**EXERCISE:** Write out, word for word, the lines from the line containing "Patent image size: (994, 1084)." up to and including the line containing "The carbon nanotube".

══ THE RECORDS ══

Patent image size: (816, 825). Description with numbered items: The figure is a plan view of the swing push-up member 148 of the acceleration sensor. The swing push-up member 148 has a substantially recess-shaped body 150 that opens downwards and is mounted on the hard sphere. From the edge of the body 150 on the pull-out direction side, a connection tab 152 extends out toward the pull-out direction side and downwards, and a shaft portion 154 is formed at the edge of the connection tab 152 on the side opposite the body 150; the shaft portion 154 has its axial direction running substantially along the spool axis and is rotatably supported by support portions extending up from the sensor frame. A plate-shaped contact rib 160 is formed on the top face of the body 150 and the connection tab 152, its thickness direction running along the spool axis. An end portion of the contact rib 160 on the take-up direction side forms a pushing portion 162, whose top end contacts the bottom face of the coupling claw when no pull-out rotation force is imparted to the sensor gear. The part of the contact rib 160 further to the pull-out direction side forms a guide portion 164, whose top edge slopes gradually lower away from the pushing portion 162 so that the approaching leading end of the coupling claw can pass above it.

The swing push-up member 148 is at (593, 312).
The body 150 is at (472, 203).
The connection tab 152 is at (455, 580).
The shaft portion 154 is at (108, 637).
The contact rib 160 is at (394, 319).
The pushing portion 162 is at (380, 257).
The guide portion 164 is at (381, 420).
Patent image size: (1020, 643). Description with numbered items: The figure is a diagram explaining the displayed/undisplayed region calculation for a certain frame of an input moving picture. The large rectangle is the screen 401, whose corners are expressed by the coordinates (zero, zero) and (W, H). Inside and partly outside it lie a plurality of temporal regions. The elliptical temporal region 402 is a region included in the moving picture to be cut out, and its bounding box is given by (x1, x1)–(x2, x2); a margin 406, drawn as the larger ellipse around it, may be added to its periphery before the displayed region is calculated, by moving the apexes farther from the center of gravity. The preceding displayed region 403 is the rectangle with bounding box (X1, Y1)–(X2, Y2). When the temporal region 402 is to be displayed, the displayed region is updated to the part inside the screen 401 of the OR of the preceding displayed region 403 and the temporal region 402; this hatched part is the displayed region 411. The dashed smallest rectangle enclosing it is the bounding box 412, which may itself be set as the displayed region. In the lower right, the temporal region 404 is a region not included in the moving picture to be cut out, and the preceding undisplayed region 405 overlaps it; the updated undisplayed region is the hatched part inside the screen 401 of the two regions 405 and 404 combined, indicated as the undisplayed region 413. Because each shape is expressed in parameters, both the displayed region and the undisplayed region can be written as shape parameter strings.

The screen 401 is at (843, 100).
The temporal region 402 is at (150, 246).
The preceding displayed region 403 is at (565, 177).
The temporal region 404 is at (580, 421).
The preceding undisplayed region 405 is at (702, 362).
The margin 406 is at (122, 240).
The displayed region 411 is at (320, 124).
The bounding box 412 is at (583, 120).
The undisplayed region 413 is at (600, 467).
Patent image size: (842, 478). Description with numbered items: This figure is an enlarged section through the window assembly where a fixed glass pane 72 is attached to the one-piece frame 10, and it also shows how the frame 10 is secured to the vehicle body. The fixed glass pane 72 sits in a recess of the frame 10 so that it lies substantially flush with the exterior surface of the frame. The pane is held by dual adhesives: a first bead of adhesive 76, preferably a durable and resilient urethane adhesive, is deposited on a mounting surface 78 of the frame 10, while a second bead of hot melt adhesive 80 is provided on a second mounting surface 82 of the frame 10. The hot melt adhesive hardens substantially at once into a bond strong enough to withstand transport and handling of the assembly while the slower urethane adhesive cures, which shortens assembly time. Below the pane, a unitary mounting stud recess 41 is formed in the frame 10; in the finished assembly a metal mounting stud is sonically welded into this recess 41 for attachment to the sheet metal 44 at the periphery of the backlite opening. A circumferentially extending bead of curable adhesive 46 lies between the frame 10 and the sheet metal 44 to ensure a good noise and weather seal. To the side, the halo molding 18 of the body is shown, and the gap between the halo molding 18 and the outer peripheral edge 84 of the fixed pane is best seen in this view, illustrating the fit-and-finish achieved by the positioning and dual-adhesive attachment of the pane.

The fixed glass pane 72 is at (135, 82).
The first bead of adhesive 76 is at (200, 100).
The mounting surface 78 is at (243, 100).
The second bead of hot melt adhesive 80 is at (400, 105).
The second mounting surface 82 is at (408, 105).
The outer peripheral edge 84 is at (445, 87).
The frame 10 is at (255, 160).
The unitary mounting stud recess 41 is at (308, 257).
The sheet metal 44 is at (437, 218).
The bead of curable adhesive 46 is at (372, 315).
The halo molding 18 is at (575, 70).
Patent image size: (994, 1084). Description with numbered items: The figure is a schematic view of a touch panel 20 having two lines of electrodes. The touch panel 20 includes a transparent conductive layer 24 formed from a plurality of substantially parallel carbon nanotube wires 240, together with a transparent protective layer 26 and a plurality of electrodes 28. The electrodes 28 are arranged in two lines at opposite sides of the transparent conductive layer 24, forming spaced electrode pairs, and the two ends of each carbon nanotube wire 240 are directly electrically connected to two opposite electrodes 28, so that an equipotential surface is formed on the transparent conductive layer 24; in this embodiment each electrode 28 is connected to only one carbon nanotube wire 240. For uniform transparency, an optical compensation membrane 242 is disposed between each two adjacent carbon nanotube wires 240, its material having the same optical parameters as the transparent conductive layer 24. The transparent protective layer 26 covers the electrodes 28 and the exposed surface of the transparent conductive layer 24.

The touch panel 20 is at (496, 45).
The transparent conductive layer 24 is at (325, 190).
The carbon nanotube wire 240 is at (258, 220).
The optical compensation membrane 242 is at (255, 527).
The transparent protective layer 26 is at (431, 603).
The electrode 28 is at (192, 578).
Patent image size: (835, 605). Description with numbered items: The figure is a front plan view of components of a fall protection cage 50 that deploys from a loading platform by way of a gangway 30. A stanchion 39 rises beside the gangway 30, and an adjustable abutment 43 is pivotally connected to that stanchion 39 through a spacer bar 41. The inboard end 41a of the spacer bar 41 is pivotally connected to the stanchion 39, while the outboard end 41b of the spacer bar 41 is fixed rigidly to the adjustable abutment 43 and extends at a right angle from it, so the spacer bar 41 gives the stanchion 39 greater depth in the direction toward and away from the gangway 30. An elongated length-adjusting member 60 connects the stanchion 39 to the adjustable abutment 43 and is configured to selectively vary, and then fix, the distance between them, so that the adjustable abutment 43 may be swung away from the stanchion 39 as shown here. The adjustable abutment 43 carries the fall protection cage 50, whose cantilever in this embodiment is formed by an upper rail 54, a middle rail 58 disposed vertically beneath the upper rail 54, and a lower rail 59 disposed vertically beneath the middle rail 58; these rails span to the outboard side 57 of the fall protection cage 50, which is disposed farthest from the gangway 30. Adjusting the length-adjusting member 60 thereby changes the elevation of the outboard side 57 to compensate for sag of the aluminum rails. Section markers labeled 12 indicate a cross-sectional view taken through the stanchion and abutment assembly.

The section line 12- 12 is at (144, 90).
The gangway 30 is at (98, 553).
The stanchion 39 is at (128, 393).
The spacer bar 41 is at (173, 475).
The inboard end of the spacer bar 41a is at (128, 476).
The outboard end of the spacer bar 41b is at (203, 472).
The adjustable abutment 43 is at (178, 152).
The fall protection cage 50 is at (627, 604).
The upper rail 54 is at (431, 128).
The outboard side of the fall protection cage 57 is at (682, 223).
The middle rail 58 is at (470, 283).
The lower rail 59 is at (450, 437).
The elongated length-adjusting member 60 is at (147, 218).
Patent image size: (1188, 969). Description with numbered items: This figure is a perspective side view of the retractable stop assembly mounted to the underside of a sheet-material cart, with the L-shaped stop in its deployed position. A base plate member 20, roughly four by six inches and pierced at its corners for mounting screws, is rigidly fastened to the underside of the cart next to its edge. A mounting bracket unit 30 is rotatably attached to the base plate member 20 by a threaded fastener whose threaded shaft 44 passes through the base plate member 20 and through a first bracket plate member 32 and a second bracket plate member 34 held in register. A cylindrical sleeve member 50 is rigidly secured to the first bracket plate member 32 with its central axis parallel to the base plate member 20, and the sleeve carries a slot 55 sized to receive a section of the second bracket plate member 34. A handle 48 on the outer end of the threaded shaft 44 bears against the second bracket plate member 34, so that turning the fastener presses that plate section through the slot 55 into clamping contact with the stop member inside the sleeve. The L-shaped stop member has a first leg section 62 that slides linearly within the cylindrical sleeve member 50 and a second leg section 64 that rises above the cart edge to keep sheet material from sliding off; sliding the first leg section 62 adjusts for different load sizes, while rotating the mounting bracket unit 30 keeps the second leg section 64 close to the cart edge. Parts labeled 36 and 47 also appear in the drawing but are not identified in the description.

═══

**OUTPUT:**
Patent image size: (994, 1084). Description with numbered items: The figure is a schematic view of a touch panel 20 having two lines of electrodes. The touch panel 20 includes a transparent conductive layer 24 formed from a plurality of substantially parallel carbon nanotube wires 240, together with a transparent protective layer 26 and a plurality of electrodes 28. The electrodes 28 are arranged in two lines at opposite sides of the transparent conductive layer 24, forming spaced electrode pairs, and the two ends of each carbon nanotube wire 240 are directly electrically connected to two opposite electrodes 28, so that an equipotential surface is formed on the transparent conductive layer 24; in this embodiment each electrode 28 is connected to only one carbon nanotube wire 240. For uniform transparency, an optical compensation membrane 242 is disposed between each two adjacent carbon nanotube wires 240, its material having the same optical parameters as the transparent conductive layer 24. The transparent protective layer 26 covers the electrodes 28 and the exposed surface of the transparent conductive layer 24.

The touch panel 20 is at (496, 45).
The transparent conductive layer 24 is at (325, 190).
The carbon nanotube wire 240 is at (258, 220).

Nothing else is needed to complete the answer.